** Stated task **
Copy each line below in which the word "with" occurs.

** Input material **
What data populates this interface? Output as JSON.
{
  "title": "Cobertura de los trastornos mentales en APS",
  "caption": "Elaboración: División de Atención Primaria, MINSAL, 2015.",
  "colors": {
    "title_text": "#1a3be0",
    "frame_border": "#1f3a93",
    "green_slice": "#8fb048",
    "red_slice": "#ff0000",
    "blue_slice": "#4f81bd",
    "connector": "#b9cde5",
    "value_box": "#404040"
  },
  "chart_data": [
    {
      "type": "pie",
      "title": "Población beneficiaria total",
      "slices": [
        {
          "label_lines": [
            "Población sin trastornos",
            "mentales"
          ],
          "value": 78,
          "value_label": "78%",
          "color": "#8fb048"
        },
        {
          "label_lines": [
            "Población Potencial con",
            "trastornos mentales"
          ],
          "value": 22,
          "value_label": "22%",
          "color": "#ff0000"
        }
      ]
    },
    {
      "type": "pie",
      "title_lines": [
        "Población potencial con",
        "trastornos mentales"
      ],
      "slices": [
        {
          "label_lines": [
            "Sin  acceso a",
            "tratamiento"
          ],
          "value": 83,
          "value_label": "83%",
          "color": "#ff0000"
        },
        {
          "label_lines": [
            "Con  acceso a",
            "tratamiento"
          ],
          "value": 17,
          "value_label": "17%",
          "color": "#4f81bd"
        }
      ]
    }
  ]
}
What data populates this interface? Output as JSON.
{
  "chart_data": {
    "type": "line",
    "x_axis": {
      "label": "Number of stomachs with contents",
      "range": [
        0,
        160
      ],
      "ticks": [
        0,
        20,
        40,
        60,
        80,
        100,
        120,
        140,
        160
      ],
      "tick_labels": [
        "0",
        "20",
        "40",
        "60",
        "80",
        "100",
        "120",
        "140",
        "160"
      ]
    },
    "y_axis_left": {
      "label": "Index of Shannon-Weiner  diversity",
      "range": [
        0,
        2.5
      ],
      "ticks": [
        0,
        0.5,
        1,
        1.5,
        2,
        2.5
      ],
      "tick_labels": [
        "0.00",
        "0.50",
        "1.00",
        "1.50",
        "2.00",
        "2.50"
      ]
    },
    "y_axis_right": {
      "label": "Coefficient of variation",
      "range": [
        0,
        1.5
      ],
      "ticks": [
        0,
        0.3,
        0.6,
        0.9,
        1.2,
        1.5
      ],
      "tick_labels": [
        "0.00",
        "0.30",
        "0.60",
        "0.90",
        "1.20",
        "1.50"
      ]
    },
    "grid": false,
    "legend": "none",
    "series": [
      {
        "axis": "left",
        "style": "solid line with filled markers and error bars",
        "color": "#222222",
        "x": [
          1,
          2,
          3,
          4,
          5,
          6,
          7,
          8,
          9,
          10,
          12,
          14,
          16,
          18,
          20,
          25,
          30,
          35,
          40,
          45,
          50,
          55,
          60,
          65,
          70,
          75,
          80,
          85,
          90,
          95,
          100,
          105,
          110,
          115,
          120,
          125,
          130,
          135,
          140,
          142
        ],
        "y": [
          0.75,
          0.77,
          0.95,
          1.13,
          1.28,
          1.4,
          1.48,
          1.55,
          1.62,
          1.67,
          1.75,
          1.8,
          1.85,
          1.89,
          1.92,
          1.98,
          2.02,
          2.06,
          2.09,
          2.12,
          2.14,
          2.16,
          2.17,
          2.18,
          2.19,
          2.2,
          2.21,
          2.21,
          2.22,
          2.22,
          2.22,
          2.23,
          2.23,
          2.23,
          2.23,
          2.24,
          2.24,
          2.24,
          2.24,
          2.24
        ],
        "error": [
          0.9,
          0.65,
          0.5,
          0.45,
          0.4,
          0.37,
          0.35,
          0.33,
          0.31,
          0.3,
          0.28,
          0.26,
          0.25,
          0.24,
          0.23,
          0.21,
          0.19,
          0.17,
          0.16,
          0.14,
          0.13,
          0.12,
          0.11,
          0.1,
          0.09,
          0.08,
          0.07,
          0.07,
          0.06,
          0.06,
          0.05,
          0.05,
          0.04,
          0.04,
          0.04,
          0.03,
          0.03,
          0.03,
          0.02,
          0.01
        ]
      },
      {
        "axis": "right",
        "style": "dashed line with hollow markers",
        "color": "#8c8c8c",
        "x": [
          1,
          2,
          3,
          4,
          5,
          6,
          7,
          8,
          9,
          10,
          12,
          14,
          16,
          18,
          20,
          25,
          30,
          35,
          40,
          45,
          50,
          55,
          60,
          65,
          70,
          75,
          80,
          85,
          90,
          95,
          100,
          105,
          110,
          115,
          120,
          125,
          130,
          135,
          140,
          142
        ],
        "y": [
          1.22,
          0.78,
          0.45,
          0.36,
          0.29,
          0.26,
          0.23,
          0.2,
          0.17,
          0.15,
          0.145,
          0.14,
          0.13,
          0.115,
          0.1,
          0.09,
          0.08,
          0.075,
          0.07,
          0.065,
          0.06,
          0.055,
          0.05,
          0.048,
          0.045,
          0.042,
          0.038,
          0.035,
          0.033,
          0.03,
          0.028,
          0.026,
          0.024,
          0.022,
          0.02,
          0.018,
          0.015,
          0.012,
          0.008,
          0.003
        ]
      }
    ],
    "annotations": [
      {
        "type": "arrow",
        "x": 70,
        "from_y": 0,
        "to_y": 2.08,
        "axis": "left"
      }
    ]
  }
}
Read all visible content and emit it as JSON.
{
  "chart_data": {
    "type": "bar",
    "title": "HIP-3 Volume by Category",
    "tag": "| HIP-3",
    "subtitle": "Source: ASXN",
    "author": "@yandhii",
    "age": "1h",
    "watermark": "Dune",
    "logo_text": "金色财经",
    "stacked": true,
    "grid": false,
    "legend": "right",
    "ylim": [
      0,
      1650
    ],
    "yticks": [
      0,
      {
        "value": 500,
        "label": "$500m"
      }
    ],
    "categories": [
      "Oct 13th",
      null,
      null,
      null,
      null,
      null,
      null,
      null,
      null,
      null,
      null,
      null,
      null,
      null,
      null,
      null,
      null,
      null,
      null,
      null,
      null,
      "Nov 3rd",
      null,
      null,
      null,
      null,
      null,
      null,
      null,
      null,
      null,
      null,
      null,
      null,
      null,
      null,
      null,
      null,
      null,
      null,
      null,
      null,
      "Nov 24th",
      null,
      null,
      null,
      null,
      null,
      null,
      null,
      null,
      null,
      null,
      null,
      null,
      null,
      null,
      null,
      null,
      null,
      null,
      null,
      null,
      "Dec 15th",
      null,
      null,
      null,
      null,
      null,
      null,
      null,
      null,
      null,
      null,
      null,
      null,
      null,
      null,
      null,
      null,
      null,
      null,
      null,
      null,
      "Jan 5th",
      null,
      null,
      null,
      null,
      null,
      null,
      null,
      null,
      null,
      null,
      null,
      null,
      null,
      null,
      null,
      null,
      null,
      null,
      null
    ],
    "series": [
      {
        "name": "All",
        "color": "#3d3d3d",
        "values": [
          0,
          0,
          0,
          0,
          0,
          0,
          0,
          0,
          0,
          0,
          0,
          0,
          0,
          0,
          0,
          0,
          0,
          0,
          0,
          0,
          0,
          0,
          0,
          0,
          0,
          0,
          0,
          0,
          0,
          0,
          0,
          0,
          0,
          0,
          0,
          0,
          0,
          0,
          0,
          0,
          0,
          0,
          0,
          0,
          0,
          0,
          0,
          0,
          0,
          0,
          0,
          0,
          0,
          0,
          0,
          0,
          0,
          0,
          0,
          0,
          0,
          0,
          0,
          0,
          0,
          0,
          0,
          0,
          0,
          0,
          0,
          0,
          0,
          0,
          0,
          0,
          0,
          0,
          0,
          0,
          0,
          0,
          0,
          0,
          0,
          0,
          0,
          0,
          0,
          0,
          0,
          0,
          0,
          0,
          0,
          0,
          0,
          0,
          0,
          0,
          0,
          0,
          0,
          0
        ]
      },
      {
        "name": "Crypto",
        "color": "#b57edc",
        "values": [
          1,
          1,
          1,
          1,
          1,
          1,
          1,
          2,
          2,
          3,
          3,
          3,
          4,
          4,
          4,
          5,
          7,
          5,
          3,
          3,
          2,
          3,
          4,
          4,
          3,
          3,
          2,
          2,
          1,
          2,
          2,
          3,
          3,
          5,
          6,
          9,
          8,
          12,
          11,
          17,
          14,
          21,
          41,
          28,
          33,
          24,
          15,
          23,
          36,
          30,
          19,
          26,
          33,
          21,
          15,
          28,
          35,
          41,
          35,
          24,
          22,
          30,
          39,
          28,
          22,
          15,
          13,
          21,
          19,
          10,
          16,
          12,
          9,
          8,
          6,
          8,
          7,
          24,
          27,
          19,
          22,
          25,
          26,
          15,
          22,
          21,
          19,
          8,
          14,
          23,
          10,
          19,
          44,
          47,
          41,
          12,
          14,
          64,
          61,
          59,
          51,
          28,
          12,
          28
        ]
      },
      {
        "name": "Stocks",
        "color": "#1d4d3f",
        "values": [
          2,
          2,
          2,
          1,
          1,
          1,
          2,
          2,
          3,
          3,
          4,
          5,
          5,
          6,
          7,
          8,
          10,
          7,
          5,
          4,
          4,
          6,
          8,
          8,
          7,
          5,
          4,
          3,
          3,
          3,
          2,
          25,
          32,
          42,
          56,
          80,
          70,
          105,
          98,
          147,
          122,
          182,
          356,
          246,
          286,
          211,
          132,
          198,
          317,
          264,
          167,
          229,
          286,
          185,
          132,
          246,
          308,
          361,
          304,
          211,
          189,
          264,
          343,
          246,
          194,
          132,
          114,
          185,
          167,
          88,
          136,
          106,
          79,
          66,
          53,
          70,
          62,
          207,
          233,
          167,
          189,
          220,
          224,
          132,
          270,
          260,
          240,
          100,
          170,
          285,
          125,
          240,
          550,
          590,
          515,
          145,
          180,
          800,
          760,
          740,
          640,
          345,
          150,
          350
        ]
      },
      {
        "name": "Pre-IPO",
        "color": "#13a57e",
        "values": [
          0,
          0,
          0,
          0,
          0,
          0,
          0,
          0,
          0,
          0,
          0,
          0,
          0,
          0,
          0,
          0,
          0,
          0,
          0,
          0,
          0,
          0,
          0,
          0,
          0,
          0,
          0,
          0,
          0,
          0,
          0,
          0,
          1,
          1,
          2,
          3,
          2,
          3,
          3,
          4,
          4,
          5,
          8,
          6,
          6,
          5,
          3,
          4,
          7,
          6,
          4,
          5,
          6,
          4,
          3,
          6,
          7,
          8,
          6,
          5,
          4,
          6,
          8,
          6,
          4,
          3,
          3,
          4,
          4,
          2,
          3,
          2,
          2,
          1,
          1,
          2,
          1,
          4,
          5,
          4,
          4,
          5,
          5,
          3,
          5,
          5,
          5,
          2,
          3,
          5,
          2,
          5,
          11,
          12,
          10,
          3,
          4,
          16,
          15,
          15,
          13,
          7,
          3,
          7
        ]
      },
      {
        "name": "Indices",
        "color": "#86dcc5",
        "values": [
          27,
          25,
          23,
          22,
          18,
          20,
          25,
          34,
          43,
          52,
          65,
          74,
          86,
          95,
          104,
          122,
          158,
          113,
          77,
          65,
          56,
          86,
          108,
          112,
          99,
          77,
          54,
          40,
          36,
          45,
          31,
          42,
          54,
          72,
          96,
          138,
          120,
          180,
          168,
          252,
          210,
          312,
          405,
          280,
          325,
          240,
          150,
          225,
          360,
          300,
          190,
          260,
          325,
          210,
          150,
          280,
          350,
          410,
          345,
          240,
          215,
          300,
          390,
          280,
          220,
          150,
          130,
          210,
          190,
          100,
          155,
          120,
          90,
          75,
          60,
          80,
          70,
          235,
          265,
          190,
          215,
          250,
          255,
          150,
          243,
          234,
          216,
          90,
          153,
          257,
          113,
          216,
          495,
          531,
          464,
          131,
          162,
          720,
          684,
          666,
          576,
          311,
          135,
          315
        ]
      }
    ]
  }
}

** The reply **
      "label": "Number of stomachs with contents",
        "style": "solid line with filled markers and error bars",
        "style": "dashed line with hollow markers",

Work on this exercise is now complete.